Figure content listings
________________

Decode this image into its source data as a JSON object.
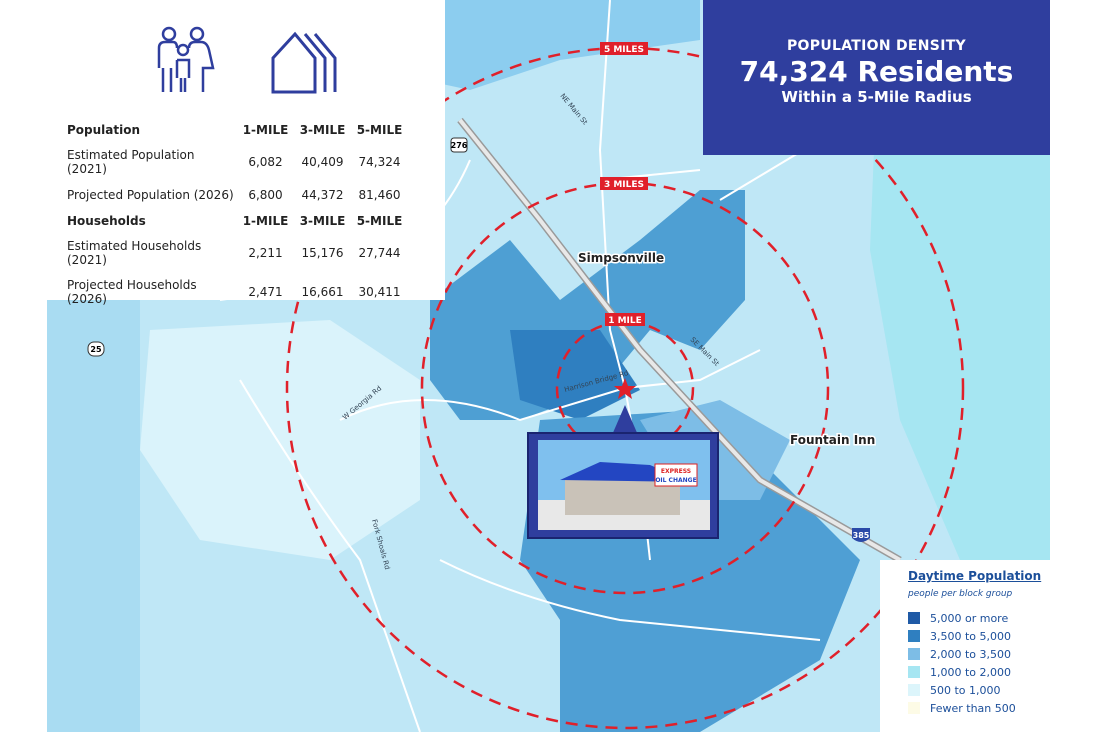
{
  "header": {
    "line1": "POPULATION DENSITY",
    "line2": "74,324 Residents",
    "line3": "Within a 5-Mile Radius",
    "bg": "#2f3e9e"
  },
  "icons": [
    "family-icon",
    "houses-icon"
  ],
  "table": {
    "sections": [
      {
        "title": "Population",
        "cols": [
          "1-MILE",
          "3-MILE",
          "5-MILE"
        ],
        "rows": [
          {
            "label": "Estimated Population (2021)",
            "values": [
              "6,082",
              "40,409",
              "74,324"
            ]
          },
          {
            "label": "Projected Population (2026)",
            "values": [
              "6,800",
              "44,372",
              "81,460"
            ]
          }
        ]
      },
      {
        "title": "Households",
        "cols": [
          "1-MILE",
          "3-MILE",
          "5-MILE"
        ],
        "rows": [
          {
            "label": "Estimated Households (2021)",
            "values": [
              "2,211",
              "15,176",
              "27,744"
            ]
          },
          {
            "label": "Projected Households (2026)",
            "values": [
              "2,471",
              "16,661",
              "30,411"
            ]
          }
        ]
      }
    ]
  },
  "map": {
    "radius_labels": [
      "1 MILE",
      "3 MILES",
      "5 MILES"
    ],
    "places": [
      "Simpsonville",
      "Fountain Inn"
    ],
    "roads": [
      "NE Main St",
      "SE Main St",
      "W Georgia Rd",
      "Fork Shoals Rd",
      "Harrison Bridge Rd"
    ],
    "route_shields": [
      "276",
      "25",
      "385"
    ],
    "ring_color": "#e0202a",
    "storefront_sign": "EXPRESS OIL CHANGE"
  },
  "legend": {
    "title": "Daytime Population",
    "subtitle": "people per block group",
    "items": [
      {
        "label": "5,000 or more",
        "color": "#1f5aa6"
      },
      {
        "label": "3,500 to 5,000",
        "color": "#2f7fc0"
      },
      {
        "label": "2,000 to 3,500",
        "color": "#7dbde6"
      },
      {
        "label": "1,000 to 2,000",
        "color": "#a6e6f2"
      },
      {
        "label": "500 to 1,000",
        "color": "#dcf5fb"
      },
      {
        "label": "Fewer than 500",
        "color": "#fdfbe6"
      }
    ]
  }
}
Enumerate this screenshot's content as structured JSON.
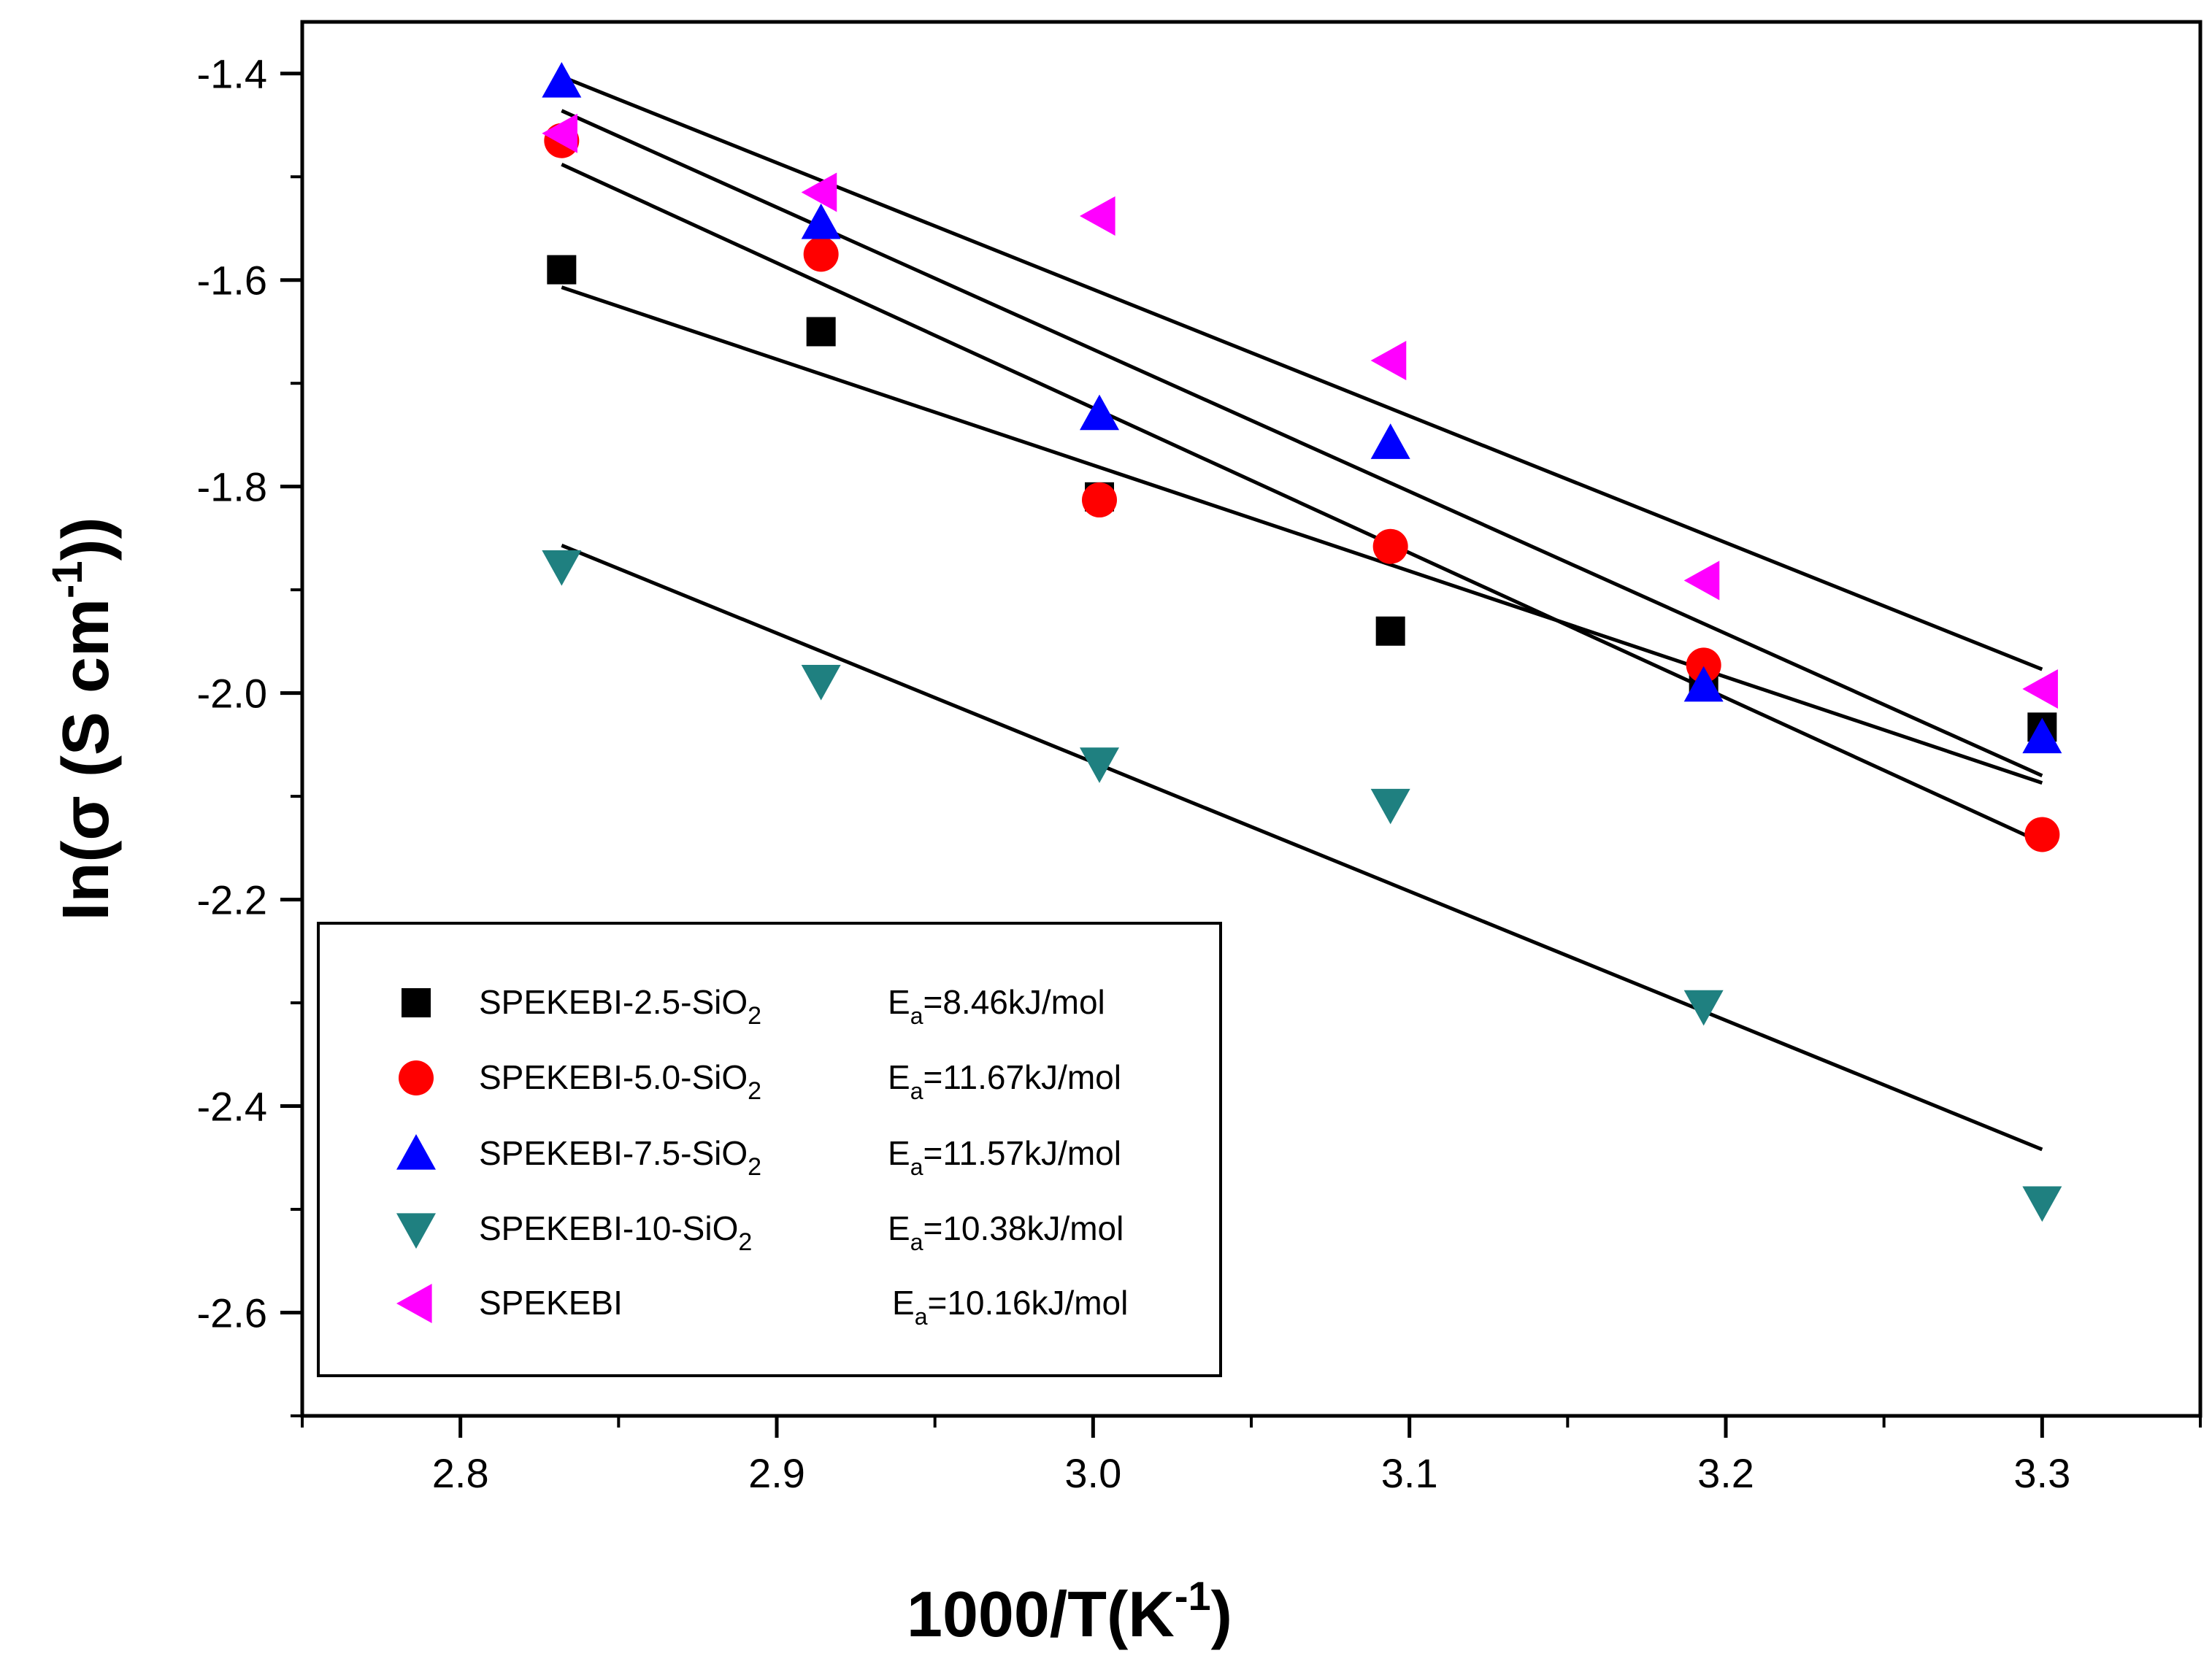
{
  "chart_data": {
    "type": "scatter",
    "title": "",
    "xlabel": "1000/T(K",
    "xlabel_sup": "-1",
    "xlabel_tail": ")",
    "ylabel": "In(σ (S cm",
    "ylabel_sup": "-1",
    "ylabel_tail": "))",
    "xlim": [
      2.75,
      3.35
    ],
    "ylim": [
      -2.7,
      -1.35
    ],
    "xticks": [
      "2.8",
      "2.9",
      "3.0",
      "3.1",
      "3.2",
      "3.3"
    ],
    "yticks": [
      "-1.4",
      "-1.6",
      "-1.8",
      "-2.0",
      "-2.2",
      "-2.4",
      "-2.6"
    ],
    "legend_position": "bottom-left",
    "series": [
      {
        "name": "SPEKEBI-2.5-SiO",
        "subscript": "2",
        "ea_prefix": "E",
        "ea_sub": "a",
        "ea_value": "=8.46kJ/mol",
        "marker": "square",
        "color": "#000000",
        "x": [
          2.832,
          2.914,
          3.002,
          3.094,
          3.193,
          3.3
        ],
        "y": [
          -1.59,
          -1.65,
          -1.81,
          -1.94,
          -1.99,
          -2.033
        ],
        "fit": [
          [
            2.832,
            -1.607
          ],
          [
            3.3,
            -2.087
          ]
        ]
      },
      {
        "name": "SPEKEBI-5.0-SiO",
        "subscript": "2",
        "ea_prefix": "E",
        "ea_sub": "a",
        "ea_value": "=11.67kJ/mol",
        "marker": "circle",
        "color": "#ff0000",
        "x": [
          2.832,
          2.914,
          3.002,
          3.094,
          3.193,
          3.3
        ],
        "y": [
          -1.465,
          -1.575,
          -1.813,
          -1.858,
          -1.973,
          -2.137
        ],
        "fit": [
          [
            2.832,
            -1.488
          ],
          [
            3.3,
            -2.145
          ]
        ]
      },
      {
        "name": "SPEKEBI-7.5-SiO",
        "subscript": "2",
        "ea_prefix": "E",
        "ea_sub": "a",
        "ea_value": "=11.57kJ/mol",
        "marker": "triangle-up",
        "color": "#0000ff",
        "x": [
          2.832,
          2.914,
          3.002,
          3.094,
          3.193,
          3.3
        ],
        "y": [
          -1.408,
          -1.545,
          -1.73,
          -1.758,
          -1.993,
          -2.043
        ],
        "fit": [
          [
            2.832,
            -1.436
          ],
          [
            3.3,
            -2.08
          ]
        ]
      },
      {
        "name": "SPEKEBI-10-SiO",
        "subscript": "2",
        "ea_prefix": "E",
        "ea_sub": "a",
        "ea_value": "=10.38kJ/mol",
        "marker": "triangle-down",
        "color": "#1f8080",
        "x": [
          2.832,
          2.914,
          3.002,
          3.094,
          3.193,
          3.3
        ],
        "y": [
          -1.877,
          -1.988,
          -2.068,
          -2.108,
          -2.303,
          -2.493
        ],
        "fit": [
          [
            2.832,
            -1.857
          ],
          [
            3.3,
            -2.442
          ]
        ]
      },
      {
        "name": "SPEKEBI",
        "subscript": "",
        "ea_prefix": "E",
        "ea_sub": "a",
        "ea_value": "=10.16kJ/mol",
        "marker": "triangle-left",
        "color": "#ff00ff",
        "x": [
          2.832,
          2.914,
          3.002,
          3.094,
          3.193,
          3.3
        ],
        "y": [
          -1.458,
          -1.515,
          -1.538,
          -1.678,
          -1.891,
          -1.996
        ],
        "fit": [
          [
            2.832,
            -1.403
          ],
          [
            3.3,
            -1.977
          ]
        ]
      }
    ]
  }
}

________________

▶ [DO THIS]: Track down every line of the material containing the string "triangle", and copy it.

▶ [SOLUTION TO THIS EXERCISE]:
        "marker": "triangle-up",
        "marker": "triangle-down",
        "marker": "triangle-left",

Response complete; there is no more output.